What to work on:
Copy out all of the data below with no alterations.

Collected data
──────

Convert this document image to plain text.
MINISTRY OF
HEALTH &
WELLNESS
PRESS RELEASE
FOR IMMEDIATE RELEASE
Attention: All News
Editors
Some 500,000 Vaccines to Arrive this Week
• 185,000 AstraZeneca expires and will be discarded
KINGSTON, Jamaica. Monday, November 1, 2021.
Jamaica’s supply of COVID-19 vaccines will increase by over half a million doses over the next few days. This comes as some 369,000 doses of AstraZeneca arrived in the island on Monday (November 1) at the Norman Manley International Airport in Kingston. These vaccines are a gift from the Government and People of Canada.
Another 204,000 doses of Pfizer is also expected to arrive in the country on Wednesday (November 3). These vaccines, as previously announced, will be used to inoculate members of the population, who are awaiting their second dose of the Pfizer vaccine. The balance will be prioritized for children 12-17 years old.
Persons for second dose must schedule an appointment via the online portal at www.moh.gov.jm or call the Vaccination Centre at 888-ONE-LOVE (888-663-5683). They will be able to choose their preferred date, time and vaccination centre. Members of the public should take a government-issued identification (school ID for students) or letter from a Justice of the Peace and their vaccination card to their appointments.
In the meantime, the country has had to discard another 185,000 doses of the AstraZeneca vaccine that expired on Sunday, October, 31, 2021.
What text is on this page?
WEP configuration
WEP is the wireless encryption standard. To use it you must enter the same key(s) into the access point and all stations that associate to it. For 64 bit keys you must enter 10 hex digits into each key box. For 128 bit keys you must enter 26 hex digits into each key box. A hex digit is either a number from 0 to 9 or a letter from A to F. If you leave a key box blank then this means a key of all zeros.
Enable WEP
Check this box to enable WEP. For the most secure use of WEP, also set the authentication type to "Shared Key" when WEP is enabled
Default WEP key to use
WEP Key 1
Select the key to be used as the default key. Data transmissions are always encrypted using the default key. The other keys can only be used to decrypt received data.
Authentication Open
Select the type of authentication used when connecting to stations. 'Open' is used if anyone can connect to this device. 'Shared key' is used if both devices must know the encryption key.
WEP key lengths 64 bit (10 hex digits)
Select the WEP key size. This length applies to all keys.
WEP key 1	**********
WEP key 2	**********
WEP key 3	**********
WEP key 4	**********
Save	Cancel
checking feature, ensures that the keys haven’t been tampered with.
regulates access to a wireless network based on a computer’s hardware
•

──────

Task answer:
Convert this document image to plain text.
MINISTRY OF
HEALTH &
WELLNESS
PRESS RELEASE
FOR IMMEDIATE RELEASE
Attention: All News
Editors
Some 500,000 Vaccines to Arrive this Week
• 185,000 AstraZeneca expires and will be discarded
KINGSTON, Jamaica. Monday, November 1, 2021.
Jamaica’s supply of COVID-19 vaccines will increase by over half a million doses over the next few days. This comes as some 369,000 doses of AstraZeneca arrived in the island on Monday (November 1) at the Norman Manley International Airport in Kingston. These vaccines are a gift from the Government and People of Canada.
Another 204,000 doses of Pfizer is also expected to arrive in the country on Wednesday (November 3). These vaccines, as previously announced, will be used to inoculate members of the population, who are awaiting their second dose of the Pfizer vaccine. The balance will be prioritized for children 12-17 years old.
Persons for second dose must schedule an appointment via the online portal at www.moh.gov.jm or call the Vaccination Centre at 888-ONE-LOVE (888-663-5683). They will be able to choose their preferred date, time and vaccination centre. Members of the public should take a government-issued identification (school ID for students) or letter from a Justice of the Peace and their vaccination card to their appointments.
In the meantime, the country has had to discard another 185,000 doses of the AstraZeneca vaccine that expired on Sunday, October, 31, 2021.
What text is on this page?
WEP configuration
WEP is the wireless encryption standard. To use it you must enter the same key(s) into the access point and all stations that associate to it. For 64 bit keys you must enter 10 hex digits into each key box. For 128 bit keys you must enter 26 hex digits into each key box. A hex digit is either a number from 0 to 9 or a letter from A to F. If you leave a key box blank then this means a key of all zeros.
Enable WEP
Check this box to enable WEP. For the most secure use of WEP, also set the authentication type to "Shared Key" when WEP is enabled
Default WEP key to use
WEP Key 1
Select the key to be used as the default key. Data transmissions are always encrypted using the default key. The other keys can only be used to decrypt received data.
Authentication Open
Select the type of authentication used when connecting to stations. 'Open' is used if anyone can connect to this device. 'Shared key' is used if both devices must know the encryption key.
WEP key lengths 64 bit (10 hex digits)
Select the WEP key size. This length applies to all keys.
WEP key 1	**********
WEP key 2	**********
WEP key 3	**********
WEP key 4	**********
Save	Cancel
checking feature, ensures that the keys haven’t been tampered with.
regulates access to a wireless network based on a computer’s hardware
•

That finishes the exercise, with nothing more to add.